PROVIDED DATA:

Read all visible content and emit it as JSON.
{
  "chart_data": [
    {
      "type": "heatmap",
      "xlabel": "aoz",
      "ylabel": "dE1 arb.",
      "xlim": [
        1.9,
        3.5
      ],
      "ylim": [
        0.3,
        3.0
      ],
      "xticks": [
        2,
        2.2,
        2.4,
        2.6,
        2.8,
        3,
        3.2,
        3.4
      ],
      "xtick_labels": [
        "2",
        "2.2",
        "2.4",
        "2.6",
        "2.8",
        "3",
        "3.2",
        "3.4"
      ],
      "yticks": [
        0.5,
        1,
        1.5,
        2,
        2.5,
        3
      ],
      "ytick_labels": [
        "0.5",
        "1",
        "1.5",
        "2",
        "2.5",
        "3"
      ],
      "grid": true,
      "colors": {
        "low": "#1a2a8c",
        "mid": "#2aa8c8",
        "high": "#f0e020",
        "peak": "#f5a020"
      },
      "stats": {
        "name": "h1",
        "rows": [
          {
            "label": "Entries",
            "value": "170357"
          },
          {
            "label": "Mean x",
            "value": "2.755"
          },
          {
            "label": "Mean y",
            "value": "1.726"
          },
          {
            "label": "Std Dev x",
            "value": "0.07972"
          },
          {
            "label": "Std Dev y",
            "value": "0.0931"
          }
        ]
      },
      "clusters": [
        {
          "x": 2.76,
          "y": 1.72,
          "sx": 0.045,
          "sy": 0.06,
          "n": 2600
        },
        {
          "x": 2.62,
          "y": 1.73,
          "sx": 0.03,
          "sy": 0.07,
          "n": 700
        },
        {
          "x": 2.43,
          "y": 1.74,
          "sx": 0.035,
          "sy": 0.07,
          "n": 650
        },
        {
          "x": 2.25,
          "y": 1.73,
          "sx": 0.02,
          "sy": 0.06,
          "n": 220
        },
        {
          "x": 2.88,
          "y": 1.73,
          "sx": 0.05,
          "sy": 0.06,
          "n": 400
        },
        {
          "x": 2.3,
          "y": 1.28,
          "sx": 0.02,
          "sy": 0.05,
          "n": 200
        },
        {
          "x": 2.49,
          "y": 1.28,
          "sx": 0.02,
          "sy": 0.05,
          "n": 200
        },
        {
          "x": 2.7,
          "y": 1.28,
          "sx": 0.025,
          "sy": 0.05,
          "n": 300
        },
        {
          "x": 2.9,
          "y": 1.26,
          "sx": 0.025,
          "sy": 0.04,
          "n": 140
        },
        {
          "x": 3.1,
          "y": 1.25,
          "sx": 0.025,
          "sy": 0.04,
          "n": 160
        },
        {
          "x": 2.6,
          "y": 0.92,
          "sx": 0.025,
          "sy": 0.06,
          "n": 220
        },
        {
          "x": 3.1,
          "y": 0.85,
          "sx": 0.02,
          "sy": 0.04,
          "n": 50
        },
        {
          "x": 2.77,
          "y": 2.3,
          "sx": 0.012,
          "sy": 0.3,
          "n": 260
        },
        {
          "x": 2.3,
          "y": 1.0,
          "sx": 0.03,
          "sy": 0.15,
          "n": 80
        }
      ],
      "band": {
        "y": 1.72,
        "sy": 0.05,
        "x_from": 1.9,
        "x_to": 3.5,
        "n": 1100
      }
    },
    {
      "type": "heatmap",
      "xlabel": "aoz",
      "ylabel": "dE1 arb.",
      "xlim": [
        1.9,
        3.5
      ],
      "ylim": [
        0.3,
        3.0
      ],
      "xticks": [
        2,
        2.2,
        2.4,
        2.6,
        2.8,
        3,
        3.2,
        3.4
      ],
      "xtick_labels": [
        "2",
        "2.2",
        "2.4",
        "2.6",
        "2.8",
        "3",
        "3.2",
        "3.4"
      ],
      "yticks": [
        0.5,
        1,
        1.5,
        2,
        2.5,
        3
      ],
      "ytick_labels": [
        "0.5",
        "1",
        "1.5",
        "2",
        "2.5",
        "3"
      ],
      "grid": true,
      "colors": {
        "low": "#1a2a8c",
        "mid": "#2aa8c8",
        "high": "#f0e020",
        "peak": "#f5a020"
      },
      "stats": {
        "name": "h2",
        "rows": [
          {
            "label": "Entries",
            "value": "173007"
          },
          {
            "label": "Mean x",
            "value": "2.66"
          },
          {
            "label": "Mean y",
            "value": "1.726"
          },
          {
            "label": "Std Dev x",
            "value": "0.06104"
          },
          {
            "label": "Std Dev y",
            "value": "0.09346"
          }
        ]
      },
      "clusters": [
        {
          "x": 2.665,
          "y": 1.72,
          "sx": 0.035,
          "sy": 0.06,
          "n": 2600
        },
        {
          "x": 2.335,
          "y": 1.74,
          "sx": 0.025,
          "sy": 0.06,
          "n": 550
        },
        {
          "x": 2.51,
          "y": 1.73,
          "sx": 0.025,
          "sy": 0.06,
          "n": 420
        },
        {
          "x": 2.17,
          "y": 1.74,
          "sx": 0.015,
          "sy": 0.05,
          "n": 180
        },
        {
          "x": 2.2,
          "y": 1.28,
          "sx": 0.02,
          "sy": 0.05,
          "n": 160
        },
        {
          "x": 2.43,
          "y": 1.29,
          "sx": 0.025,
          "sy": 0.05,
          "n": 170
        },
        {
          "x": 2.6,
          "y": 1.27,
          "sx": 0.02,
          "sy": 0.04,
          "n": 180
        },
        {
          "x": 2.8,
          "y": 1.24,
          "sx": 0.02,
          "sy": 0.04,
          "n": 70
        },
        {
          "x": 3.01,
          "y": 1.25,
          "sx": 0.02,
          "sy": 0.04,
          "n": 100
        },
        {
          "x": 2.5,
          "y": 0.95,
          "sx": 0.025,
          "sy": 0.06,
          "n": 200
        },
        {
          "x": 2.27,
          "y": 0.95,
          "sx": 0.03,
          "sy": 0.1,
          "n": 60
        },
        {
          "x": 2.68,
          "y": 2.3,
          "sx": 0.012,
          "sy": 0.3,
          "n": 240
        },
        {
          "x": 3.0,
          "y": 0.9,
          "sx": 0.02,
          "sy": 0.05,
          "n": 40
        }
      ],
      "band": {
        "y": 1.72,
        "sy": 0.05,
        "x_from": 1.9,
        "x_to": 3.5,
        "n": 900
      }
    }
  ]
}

JOB: Copy all of the data exactly.

FINISHED TASK:
Read all visible content and emit it as JSON.
{
  "chart_data": [
    {
      "type": "heatmap",
      "xlabel": "aoz",
      "ylabel": "dE1 arb.",
      "xlim": [
        1.9,
        3.5
      ],
      "ylim": [
        0.3,
        3.0
      ],
      "xticks": [
        2,
        2.2,
        2.4,
        2.6,
        2.8,
        3,
        3.2,
        3.4
      ],
      "xtick_labels": [
        "2",
        "2.2",
        "2.4",
        "2.6",
        "2.8",
        "3",
        "3.2",
        "3.4"
      ],
      "yticks": [
        0.5,
        1,
        1.5,
        2,
        2.5,
        3
      ],
      "ytick_labels": [
        "0.5",
        "1",
        "1.5",
        "2",
        "2.5",
        "3"
      ],
      "grid": true,
      "colors": {
        "low": "#1a2a8c",
        "mid": "#2aa8c8",
        "high": "#f0e020",
        "peak": "#f5a020"
      },
      "stats": {
        "name": "h1",
        "rows": [
          {
            "label": "Entries",
            "value": "170357"
          },
          {
            "label": "Mean x",
            "value": "2.755"
          },
          {
            "label": "Mean y",
            "value": "1.726"
          },
          {
            "label": "Std Dev x",
            "value": "0.07972"
          },
          {
            "label": "Std Dev y",
            "value": "0.0931"
          }
        ]
      },
      "clusters": [
        {
          "x": 2.76,
          "y": 1.72,
          "sx": 0.045,
          "sy": 0.06,
          "n": 2600
        },
        {
          "x": 2.62,
          "y": 1.73,
          "sx": 0.03,
          "sy": 0.07,
          "n": 700
        },
        {
          "x": 2.43,
          "y": 1.74,
          "sx": 0.035,
          "sy": 0.07,
          "n": 650
        },
        {
          "x": 2.25,
          "y": 1.73,
          "sx": 0.02,
          "sy": 0.06,
          "n": 220
        },
        {
          "x": 2.88,
          "y": 1.73,
          "sx": 0.05,
          "sy": 0.06,
          "n": 400
        },
        {
          "x": 2.3,
          "y": 1.28,
          "sx": 0.02,
          "sy": 0.05,
          "n": 200
        },
        {
          "x": 2.49,
          "y": 1.28,
          "sx": 0.02,
          "sy": 0.05,
          "n": 200
        },
        {
          "x": 2.7,
          "y": 1.28,
          "sx": 0.025,
          "sy": 0.05,
          "n": 300
        },
        {
          "x": 2.9,
          "y": 1.26,
          "sx": 0.025,
          "sy": 0.04,
          "n": 140
        },
        {
          "x": 3.1,
          "y": 1.25,
          "sx": 0.025,
          "sy": 0.04,
          "n": 160
        },
        {
          "x": 2.6,
          "y": 0.92,
          "sx": 0.025,
          "sy": 0.06,
          "n": 220
        },
        {
          "x": 3.1,
          "y": 0.85,
          "sx": 0.02,
          "sy": 0.04,
          "n": 50
        },
        {
          "x": 2.77,
          "y": 2.3,
          "sx": 0.012,
          "sy": 0.3,
          "n": 260
        },
        {
          "x": 2.3,
          "y": 1.0,
          "sx": 0.03,
          "sy": 0.15,
          "n": 80
        }
      ],
      "band": {
        "y": 1.72,
        "sy": 0.05,
        "x_from": 1.9,
        "x_to": 3.5,
        "n": 1100
      }
    },
    {
      "type": "heatmap",
      "xlabel": "aoz",
      "ylabel": "dE1 arb.",
      "xlim": [
        1.9,
        3.5
      ],
      "ylim": [
        0.3,
        3.0
      ],
      "xticks": [
        2,
        2.2,
        2.4,
        2.6,
        2.8,
        3,
        3.2,
        3.4
      ],
      "xtick_labels": [
        "2",
        "2.2",
        "2.4",
        "2.6",
        "2.8",
        "3",
        "3.2",
        "3.4"
      ],
      "yticks": [
        0.5,
        1,
        1.5,
        2,
        2.5,
        3
      ],
      "ytick_labels": [
        "0.5",
        "1",
        "1.5",
        "2",
        "2.5",
        "3"
      ],
      "grid": true,
      "colors": {
        "low": "#1a2a8c",
        "mid": "#2aa8c8",
        "high": "#f0e020",
        "peak": "#f5a020"
      },
      "stats": {
        "name": "h2",
        "rows": [
          {
            "label": "Entries",
            "value": "173007"
          },
          {
            "label": "Mean x",
            "value": "2.66"
          },
          {
            "label": "Mean y",
            "value": "1.726"
          },
          {
            "label": "Std Dev x",
            "value": "0.06104"
          },
          {
            "label": "Std Dev y",
            "value": "0.09346"
          }
        ]
      },
      "clusters": [
        {
          "x": 2.665,
          "y": 1.72,
          "sx": 0.035,
          "sy": 0.06,
          "n": 2600
        },
        {
          "x": 2.335,
          "y": 1.74,
          "sx": 0.025,
          "sy": 0.06,
          "n": 550
        },
        {
          "x": 2.51,
          "y": 1.73,
          "sx": 0.025,
          "sy": 0.06,
          "n": 420
        },
        {
          "x": 2.17,
          "y": 1.74,
          "sx": 0.015,
          "sy": 0.05,
          "n": 180
        },
        {
          "x": 2.2,
          "y": 1.28,
          "sx": 0.02,
          "sy": 0.05,
          "n": 160
        },
        {
          "x": 2.43,
          "y": 1.29,
          "sx": 0.025,
          "sy": 0.05,
          "n": 170
        },
        {
          "x": 2.6,
          "y": 1.27,
          "sx": 0.02,
          "sy": 0.04,
          "n": 180
        },
        {
          "x": 2.8,
          "y": 1.24,
          "sx": 0.02,
          "sy": 0.04,
          "n": 70
        },
        {
          "x": 3.01,
          "y": 1.25,
          "sx": 0.02,
          "sy": 0.04,
          "n": 100
        },
        {
          "x": 2.5,
          "y": 0.95,
          "sx": 0.025,
          "sy": 0.06,
          "n": 200
        },
        {
          "x": 2.27,
          "y": 0.95,
          "sx": 0.03,
          "sy": 0.1,
          "n": 60
        },
        {
          "x": 2.68,
          "y": 2.3,
          "sx": 0.012,
          "sy": 0.3,
          "n": 240
        },
        {
          "x": 3.0,
          "y": 0.9,
          "sx": 0.02,
          "sy": 0.05,
          "n": 40
        }
      ],
      "band": {
        "y": 1.72,
        "sy": 0.05,
        "x_from": 1.9,
        "x_to": 3.5,
        "n": 900
      }
    }
  ]
}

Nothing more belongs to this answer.